:: Input material

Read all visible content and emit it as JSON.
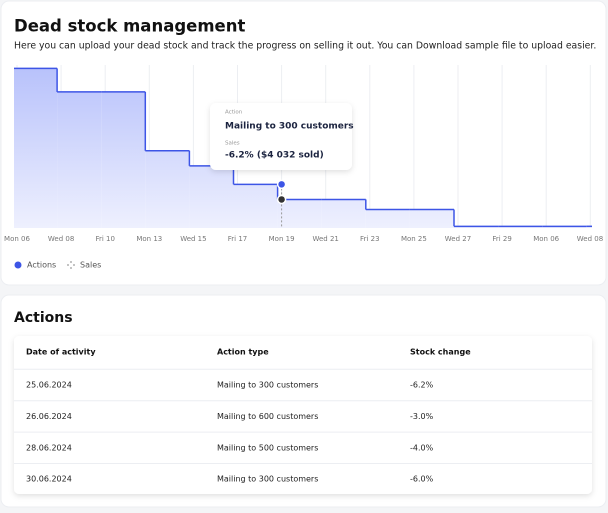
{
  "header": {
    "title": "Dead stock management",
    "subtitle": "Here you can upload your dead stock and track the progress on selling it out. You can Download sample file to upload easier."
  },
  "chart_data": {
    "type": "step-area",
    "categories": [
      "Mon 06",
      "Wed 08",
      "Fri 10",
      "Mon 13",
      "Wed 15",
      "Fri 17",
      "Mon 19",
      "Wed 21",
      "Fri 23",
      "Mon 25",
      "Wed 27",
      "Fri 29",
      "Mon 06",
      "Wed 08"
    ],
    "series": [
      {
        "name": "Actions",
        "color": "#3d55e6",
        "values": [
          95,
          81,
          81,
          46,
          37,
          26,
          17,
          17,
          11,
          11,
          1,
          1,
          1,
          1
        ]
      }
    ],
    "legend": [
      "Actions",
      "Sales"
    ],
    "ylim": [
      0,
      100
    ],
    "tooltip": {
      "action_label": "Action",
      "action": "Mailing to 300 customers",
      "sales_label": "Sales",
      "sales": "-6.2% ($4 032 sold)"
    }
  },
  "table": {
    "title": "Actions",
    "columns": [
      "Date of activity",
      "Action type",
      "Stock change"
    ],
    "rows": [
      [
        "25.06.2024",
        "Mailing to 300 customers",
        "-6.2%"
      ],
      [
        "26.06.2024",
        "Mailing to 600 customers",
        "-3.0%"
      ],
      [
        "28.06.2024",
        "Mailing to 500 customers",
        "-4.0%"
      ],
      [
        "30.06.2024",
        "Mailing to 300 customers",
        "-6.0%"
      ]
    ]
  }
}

::::

* Task directions
Copy each line from the records above that includes the string "customers".

* Result
      "action": "Mailing to 300 customers",
        "Mailing to 300 customers",
        "Mailing to 600 customers",
        "Mailing to 500 customers",
        "Mailing to 300 customers",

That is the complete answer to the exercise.